**EXCERTO DO DOCUMENTO**:
DA POLÍTICA E DO PENSAMENTO 

Não há acção coerente e estável que não seja iluminada por uma doutrina, como não há teoria, por mais neutra que pretenda ser, que não tenha uma projecção (ainda que meramente negativa) na prática.
Por isso mesmo, é que qualquer política tem, na sua base, uma concepção do mundo e sobretudo, do homem. Se a esquerda, como muito bem sublinhou Vasco Pulido Valente, se caracteriza pela paixão da liberdade e da igualdade, é porque assenta numa ideia de homem optimista, directamente bebida em Pangloss. É claro que o homem deve ser livre, se for naturalmente bom, se o mal não lhe puder ser imputado, se tudo o que fizer se encontrar alheio às catástrofes e malfeitorias de que o universo está repleto (os culpados sendo a sociedade, o fascismo, a reacção, etc). Pois como se compreenderia que fossem colocados obstáculos, peias, limites a um ente que é a bondade em pessoa? Como seria legítimo que o submetessem ao que quer que fosse, que o governassem, que sobre ele impendesse uma autoridade?

**INSTRUÇÕES DOS EXERCÍCIOS**:
[1] Copie do excerto do documento o trecho que começa nas palavras "Não há acção" e termina depois de "negativa) na prática.".
[2] Responda com base no excerto do documento:
(a) Segundo o texto, o que tem qualquer política na sua base?
(b) Quem sublinhou que a esquerda se caracteriza pela paixão da liberdade e da igualdade?
(c) De onde é bebida diretamente a ideia de homem otimista em que a esquerda assenta?

**DADOS FORNECIDOS**:

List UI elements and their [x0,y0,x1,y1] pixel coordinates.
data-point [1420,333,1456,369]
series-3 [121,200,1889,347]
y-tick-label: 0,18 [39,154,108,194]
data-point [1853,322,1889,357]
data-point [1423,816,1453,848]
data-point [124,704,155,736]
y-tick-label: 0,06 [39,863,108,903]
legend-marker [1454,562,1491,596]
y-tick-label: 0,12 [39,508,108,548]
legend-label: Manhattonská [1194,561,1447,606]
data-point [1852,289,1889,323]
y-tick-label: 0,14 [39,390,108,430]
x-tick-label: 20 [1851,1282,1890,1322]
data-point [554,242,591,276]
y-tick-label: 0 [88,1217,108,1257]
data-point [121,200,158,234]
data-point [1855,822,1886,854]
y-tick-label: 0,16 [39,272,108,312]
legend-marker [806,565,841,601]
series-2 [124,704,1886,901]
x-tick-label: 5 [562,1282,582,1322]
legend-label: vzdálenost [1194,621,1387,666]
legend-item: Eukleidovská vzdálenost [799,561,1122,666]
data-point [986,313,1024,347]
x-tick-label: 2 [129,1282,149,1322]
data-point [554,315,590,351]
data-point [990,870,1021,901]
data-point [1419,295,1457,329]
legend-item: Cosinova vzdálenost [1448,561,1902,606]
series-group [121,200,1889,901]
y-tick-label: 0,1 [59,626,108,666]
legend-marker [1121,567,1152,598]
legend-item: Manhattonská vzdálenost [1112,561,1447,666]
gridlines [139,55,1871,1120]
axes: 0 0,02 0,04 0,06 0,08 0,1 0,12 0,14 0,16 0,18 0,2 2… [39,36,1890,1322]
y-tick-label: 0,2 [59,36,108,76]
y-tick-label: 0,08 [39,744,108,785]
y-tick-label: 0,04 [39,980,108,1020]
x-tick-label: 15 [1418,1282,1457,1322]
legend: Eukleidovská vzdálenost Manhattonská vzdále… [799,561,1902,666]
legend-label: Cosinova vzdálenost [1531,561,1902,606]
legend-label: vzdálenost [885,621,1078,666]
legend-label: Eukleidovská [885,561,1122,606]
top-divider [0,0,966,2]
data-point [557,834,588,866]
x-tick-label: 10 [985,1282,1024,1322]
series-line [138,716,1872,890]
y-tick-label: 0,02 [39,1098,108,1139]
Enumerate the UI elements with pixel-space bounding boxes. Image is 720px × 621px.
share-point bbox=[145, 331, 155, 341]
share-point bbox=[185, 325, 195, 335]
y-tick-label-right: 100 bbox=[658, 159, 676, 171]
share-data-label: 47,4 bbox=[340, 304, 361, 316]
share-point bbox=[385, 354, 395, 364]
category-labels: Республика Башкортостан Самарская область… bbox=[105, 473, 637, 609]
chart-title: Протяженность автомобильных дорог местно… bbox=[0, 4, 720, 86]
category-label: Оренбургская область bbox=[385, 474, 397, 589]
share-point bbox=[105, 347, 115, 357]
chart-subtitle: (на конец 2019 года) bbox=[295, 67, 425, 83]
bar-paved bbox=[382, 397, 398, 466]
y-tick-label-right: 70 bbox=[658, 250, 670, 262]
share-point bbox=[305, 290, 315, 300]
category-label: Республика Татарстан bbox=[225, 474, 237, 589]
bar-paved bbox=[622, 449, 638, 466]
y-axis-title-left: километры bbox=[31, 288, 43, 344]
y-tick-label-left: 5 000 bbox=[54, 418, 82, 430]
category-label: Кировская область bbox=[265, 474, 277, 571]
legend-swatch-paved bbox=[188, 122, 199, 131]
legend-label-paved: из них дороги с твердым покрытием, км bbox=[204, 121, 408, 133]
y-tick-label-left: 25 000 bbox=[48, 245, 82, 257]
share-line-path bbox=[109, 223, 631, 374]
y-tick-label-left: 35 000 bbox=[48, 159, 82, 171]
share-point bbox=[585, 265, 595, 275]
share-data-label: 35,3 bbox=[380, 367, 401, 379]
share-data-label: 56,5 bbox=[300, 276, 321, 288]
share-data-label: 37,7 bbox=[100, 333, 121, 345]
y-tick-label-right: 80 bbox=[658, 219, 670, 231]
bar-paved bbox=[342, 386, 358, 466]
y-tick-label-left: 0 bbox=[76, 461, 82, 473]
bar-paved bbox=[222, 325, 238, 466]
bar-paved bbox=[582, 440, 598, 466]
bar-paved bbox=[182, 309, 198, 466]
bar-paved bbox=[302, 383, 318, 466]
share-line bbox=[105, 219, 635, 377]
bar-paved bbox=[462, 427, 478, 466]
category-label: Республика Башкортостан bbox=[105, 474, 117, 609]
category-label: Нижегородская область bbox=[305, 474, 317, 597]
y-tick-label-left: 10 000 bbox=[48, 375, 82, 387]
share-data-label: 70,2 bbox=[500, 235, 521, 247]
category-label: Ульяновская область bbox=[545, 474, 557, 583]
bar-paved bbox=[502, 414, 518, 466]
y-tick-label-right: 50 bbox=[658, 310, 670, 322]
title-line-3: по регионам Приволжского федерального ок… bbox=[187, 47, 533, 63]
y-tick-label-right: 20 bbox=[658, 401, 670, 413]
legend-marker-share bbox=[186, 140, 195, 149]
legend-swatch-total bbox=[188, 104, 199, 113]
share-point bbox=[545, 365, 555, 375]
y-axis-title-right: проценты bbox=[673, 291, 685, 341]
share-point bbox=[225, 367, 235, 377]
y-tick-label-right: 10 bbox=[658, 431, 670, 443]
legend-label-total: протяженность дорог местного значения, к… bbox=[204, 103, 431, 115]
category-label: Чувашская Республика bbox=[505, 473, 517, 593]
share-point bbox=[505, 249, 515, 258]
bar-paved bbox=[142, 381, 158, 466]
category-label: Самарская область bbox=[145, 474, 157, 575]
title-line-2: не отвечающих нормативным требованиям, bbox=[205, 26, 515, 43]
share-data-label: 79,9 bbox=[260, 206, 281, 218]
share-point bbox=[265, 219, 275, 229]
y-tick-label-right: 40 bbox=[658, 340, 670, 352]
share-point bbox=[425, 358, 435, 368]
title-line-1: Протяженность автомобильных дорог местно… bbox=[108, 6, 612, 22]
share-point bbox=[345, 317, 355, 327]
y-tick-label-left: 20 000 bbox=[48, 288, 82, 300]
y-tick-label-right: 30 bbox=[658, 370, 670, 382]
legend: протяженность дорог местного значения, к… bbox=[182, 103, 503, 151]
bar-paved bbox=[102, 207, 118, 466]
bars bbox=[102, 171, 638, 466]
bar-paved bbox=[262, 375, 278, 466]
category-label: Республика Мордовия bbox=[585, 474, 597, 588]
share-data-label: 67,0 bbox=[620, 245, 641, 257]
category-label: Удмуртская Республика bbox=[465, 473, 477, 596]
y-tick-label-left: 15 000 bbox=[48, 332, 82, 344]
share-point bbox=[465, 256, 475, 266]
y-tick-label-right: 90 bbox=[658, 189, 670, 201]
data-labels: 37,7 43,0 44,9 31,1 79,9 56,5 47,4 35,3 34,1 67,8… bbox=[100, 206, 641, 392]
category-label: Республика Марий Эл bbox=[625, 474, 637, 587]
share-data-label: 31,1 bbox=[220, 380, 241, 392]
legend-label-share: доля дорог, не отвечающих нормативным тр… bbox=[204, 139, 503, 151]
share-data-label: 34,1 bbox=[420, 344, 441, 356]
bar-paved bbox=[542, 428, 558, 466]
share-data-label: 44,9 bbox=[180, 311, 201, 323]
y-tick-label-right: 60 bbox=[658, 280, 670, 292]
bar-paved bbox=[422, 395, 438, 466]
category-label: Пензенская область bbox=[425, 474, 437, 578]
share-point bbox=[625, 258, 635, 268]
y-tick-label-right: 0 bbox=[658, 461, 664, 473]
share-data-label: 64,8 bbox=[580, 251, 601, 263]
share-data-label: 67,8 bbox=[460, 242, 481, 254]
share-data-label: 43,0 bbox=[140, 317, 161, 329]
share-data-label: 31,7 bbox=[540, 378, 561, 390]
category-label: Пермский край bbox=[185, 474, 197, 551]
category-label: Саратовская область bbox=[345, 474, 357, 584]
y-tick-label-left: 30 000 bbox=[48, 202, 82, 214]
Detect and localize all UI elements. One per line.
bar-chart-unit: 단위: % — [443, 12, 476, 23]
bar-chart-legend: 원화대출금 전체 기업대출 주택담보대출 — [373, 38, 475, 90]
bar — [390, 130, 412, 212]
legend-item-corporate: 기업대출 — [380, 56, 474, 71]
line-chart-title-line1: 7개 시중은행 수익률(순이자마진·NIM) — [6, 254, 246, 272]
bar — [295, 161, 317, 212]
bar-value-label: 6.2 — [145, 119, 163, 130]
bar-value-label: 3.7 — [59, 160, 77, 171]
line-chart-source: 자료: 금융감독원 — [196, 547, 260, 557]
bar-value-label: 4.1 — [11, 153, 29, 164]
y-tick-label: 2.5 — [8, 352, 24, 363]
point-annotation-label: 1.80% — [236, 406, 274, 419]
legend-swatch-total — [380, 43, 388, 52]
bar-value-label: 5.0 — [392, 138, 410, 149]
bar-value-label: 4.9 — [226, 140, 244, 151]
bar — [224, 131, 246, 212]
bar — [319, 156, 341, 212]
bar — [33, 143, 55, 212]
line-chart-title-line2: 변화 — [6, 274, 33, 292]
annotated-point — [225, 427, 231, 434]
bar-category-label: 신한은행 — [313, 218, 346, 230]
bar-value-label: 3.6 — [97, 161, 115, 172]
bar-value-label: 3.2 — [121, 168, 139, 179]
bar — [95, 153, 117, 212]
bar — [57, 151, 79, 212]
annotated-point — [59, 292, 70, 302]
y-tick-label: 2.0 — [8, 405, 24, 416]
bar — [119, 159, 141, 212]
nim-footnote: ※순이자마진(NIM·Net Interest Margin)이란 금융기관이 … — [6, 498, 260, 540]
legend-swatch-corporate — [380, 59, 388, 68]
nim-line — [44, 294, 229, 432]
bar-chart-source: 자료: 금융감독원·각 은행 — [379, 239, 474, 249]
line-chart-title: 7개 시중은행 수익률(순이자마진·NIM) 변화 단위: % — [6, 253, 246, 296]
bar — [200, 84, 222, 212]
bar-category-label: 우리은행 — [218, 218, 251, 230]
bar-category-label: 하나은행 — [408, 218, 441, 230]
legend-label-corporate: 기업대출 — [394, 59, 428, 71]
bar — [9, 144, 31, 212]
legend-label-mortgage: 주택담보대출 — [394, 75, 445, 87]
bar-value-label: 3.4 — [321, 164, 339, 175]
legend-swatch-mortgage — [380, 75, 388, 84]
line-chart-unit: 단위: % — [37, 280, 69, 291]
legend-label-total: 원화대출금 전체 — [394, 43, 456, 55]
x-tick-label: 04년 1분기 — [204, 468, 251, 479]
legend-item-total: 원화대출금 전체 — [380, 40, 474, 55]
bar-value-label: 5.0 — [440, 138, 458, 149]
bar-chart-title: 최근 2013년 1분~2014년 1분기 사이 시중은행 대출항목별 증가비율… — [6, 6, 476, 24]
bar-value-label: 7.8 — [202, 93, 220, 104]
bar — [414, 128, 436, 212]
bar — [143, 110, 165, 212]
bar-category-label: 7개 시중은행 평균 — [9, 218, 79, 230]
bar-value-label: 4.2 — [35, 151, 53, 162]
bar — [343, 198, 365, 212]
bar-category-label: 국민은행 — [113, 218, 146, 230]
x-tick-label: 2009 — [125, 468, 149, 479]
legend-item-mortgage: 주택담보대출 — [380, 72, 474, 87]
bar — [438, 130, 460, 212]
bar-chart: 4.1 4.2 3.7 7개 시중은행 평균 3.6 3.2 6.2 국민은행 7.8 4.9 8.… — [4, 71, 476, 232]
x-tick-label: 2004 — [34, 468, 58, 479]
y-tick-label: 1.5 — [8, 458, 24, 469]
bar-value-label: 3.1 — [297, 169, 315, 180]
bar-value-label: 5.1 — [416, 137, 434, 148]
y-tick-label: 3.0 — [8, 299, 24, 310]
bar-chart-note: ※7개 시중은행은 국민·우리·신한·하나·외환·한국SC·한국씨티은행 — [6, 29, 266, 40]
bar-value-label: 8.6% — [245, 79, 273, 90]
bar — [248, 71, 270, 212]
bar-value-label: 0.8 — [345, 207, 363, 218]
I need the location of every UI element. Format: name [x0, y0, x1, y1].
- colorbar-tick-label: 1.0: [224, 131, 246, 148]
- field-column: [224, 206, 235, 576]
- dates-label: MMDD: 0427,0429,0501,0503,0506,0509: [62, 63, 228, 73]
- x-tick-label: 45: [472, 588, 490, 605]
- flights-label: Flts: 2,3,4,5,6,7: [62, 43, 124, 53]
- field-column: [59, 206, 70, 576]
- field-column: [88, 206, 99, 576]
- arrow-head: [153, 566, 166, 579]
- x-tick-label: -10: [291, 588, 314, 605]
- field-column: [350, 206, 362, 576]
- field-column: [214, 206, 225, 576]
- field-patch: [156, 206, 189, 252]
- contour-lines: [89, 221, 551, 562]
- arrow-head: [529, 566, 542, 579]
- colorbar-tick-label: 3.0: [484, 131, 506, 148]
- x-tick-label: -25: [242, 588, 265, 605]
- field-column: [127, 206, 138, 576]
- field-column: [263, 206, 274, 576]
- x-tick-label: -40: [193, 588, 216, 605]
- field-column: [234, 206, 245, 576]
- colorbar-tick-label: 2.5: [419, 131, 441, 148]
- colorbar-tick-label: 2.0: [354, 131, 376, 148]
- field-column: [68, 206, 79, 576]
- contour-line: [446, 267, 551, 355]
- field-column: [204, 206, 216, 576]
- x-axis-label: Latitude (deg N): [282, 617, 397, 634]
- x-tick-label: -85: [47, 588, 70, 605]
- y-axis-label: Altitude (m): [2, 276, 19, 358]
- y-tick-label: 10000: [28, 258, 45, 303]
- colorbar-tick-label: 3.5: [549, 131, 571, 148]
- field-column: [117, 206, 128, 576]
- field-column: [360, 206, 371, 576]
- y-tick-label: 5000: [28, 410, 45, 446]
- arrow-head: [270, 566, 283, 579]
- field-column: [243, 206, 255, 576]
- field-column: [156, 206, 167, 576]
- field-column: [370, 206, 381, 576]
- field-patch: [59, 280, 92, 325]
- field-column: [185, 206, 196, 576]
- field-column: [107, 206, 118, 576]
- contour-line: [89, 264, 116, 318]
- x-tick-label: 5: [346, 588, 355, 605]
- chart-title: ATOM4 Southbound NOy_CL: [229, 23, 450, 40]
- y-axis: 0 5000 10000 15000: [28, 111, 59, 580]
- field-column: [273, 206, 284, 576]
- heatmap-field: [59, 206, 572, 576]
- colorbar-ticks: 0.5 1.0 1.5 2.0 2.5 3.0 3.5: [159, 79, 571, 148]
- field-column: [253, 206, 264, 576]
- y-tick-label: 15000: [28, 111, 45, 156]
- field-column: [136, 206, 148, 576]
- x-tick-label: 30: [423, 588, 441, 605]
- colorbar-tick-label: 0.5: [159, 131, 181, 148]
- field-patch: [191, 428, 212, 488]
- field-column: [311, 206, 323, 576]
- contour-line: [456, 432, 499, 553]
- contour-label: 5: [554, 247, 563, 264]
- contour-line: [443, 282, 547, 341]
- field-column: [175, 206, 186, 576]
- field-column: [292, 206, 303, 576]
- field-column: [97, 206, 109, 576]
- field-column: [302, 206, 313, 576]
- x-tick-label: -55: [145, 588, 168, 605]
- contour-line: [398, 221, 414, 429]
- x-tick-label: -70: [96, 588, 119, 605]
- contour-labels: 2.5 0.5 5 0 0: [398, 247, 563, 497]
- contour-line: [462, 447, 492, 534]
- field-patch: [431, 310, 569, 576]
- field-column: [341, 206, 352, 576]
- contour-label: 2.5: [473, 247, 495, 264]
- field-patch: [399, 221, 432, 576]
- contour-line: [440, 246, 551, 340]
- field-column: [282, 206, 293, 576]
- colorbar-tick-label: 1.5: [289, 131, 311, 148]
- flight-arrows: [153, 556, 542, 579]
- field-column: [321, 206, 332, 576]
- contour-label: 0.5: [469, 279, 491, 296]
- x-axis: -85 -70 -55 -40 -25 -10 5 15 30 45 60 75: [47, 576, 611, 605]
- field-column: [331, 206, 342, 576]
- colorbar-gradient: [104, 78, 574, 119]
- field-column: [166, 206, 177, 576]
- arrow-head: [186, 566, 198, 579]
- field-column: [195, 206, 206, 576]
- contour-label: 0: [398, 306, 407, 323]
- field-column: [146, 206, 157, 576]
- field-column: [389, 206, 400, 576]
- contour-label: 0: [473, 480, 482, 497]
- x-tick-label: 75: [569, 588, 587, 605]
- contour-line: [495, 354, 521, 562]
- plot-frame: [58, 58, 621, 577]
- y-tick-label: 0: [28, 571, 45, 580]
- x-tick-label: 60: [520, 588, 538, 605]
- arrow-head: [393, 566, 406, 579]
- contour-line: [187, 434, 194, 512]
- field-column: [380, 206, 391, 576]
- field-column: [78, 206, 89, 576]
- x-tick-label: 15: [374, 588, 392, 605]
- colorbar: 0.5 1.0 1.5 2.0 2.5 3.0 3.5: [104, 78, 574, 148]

**RESPOSTAS DOS EXERCÍCIOS**:
[1]
Não há acção coerente e estável que não seja iluminada por uma doutrina, como não há teoria, por mais neutra que pretenda ser, que não tenha uma projecção (ainda que meramente negativa) na prática.

[2]
(a) Uma concepção do mundo e, sobretudo, do homem.
(b) Vasco Pulido Valente.
(c) De Pangloss.